#### [REQUIRED TASKS]
1. From the passage about NOCAL, write out the part between "Many parties have" and "to NOCAL’s troubles.", inclusive.
2. Answer these from the passage about NOCAL:
(a) Which body is carrying out the audit of NOCAL?
(b) What post did Prof. Wilson Tarpeh formerly hold?
(c) In what month did Silas Siakor make his remark about the damage oil money could have caused?
3. Write the next part of the passage about NOCAL, picking up after its final sentence.

#### [SOURCE TEXT]
--------------------------------
She declined to comment on the specific strategies being implemented, citing an ongoing audit of NOCAL by the General Auditing Commission.  She said it “would be inappropriate to provide details related to our finances prior to the conclusion of the audit.”

Many parties have called for an audit of NOCAL since it was made known that the institution was in financial turmoil —including former NOCAL President Christopher Neyor, the Legislature, civil society and ordinary citizens. I

n Liberia’s fiercely combative political climate many have blamed, Robert Sirleaf, the son of the President who was the chairman of NOCAL from 2012 to 2013, for NOCAL’s woes though there has never been any official case made against him in relation to NOCAL’s troubles.

Liberians across the country are trying to understand what happened to a company whose promising future became synonymous with the new prosperous future Liberians yearned for.

The misfortune and ineptitude of NOCAL has not only led to public mistrust but also to a lack of sympathy and empathy for the company.

“My concern at the time, and which remains my concern today, is that if we had found oil and we had seen US$2 billion to US$3 billion coming into our national economy year-on-year, the damage it would have caused would have been a serious problem for this country,” Silas Siakor said in June in reference to the boom of NOCAL being a curse, not a blessing.

Earlier in May, former Minister of Finance Prof. Wilson Tarpeh said: “What happened at NOCAL was a state enterprise that got too big for what it was supposed to do. It got too big and it got too ambitious.

Their expenditure profile grew beyond its reachability. They set up a grandiose system which was probably not necessary. It was not anticipatory of the future…”
--------------------------------
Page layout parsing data
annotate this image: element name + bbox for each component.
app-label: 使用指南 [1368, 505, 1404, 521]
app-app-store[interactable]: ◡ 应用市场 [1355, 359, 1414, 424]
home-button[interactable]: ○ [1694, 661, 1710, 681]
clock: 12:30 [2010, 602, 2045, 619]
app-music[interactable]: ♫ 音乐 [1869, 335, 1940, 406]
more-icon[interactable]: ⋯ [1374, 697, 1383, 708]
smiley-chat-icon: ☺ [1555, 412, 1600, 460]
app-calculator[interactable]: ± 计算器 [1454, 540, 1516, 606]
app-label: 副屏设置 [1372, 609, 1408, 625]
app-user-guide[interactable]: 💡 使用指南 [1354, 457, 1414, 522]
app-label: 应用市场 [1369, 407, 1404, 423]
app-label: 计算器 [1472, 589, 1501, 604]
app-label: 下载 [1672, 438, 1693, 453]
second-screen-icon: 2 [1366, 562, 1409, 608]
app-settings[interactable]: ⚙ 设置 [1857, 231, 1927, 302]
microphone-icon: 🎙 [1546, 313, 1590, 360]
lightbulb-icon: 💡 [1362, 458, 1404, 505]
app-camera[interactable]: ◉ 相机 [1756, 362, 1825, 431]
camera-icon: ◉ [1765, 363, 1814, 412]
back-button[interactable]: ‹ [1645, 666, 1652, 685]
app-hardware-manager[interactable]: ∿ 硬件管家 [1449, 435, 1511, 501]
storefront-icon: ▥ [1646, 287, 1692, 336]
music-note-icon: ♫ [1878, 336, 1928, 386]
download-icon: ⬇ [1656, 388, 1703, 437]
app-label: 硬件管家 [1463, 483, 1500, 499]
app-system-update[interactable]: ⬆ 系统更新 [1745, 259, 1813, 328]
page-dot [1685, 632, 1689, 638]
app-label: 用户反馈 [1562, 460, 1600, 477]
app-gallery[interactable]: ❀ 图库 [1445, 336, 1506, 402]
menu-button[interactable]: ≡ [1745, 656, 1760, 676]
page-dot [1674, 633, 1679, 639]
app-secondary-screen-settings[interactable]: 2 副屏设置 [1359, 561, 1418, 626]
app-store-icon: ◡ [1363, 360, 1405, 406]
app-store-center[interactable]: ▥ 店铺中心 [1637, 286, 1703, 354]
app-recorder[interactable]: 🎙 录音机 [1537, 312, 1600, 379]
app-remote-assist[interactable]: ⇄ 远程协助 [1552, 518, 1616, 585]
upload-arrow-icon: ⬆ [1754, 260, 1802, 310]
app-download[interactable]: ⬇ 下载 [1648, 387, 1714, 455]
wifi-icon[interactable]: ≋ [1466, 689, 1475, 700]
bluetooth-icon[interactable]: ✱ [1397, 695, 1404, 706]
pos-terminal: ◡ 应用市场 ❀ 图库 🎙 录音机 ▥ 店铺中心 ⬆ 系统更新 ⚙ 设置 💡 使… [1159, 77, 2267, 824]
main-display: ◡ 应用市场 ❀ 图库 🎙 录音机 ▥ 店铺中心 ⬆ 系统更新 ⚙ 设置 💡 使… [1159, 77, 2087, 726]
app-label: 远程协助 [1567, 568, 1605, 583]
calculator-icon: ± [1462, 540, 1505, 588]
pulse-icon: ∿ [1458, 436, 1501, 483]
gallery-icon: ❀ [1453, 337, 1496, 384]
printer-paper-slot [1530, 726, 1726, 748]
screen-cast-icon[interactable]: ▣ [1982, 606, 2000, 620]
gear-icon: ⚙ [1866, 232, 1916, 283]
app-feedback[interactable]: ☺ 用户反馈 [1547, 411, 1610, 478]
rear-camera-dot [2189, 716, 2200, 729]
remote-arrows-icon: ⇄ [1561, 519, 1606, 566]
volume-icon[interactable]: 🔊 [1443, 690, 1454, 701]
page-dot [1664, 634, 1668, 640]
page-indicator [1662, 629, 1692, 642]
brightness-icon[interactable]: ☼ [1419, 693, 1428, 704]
--------------------------------
#### [ANSWERS BY ITEM]
1.
Many parties have called for an audit of NOCAL since it was made known that the institution was in financial turmoil —including former NOCAL President Christopher Neyor, the Legislature, civil society and ordinary citizens. I

n Liberia’s fiercely combative political climate many have blamed, Robert Sirleaf, the son of the President who was the chairman of NOCAL from 2012 to 2013, for NOCAL’s woes though there has never been any official case made against him in relation to NOCAL’s troubles.

2.
(a) The General Auditing Commission
(b) Minister of Finance
(c) June

3.
The Liberian oil basin will be empty of exploration companies by the second half of 2018 if new production sharing contracts (PSCs) are not signed or existing ones not extended.

Currently, only Chevron, African Petroleum and ExxonMobil are operating in the basin. Six out of 10 offshore blocks are still be held by African Petroleum (blocks 8 and 9), ExxonMobil (block 13) and Chevron (blocks 11, 12 and 14).

Two of the six blocks—Chevron’s blocks 11 and 12—have already expired.  Four blocks have already been relinquished—Anadarko (block 10 and 15) and Repsol & Tullow (blocks 16 and 17).

NOCAL now depends on the three companies for survival, as well as the future of the oil industry to say the least. ExxonMobil contributed more than US$1.2 million to the government in fiscal year 2014/2015, while Chevron contributed US$8.3 million, according to LEITI.

A 2015 legislative hearing on the bankruptcy of NOCAL found that oil companies spent US$1 billion drilling just nine wells in the Liberian basin. They cannot afford to continue drilling with the price of around US$50 per barrel of on global markets.

This problem is not just with Liberia. The number of drills operating in the basins of African countries has reduced by five (87 – 82) this month from last month and by 12 from last year (94 – 82), according to the group WTRG Economics, which conducts a periodic rig count. Baker Huge, an American industrial service company, puts the global decline in the number of rigs from 2015 to 2016 at 200.

Only ExxonMobil and Chevron have PSCs that will take them into the first half of 2018. African Petroleum’s PSC for its two blocks ran out since June 23 this year.

It could extend operations by another four years in accordance with its contract as it is the only company in the history of the Liberian oil basin to have discovered oil in its Narina-1 well of block 9 in 2012.   ExxonMobil said in 2015 it will drill for oil not later than September 2017.

Things could have been a little better for NOCAL as Kosmos, the American company that discovered oil in the Ghanaian oil basin in 2007, expressed interest in Repsol & Tullow relinquished blocks 16 and 17 at a 2014 bid round but it did not materialize.

Several factors played out in the failed Kosmos deal as Cllr. Sherman herself put it: “One key lesson is to acknowledge the importance of providing an investor friendly business environment as we have limited control over the decisions made by potential investors.”

The draft Petroleum (Exploration and Production) Law has been passed by the Legislature and is now before the Senate. It replaces the 2002 Petroleum Law of Liberia, and is intended to bring much needed reform to the Liberian oil and gas industry.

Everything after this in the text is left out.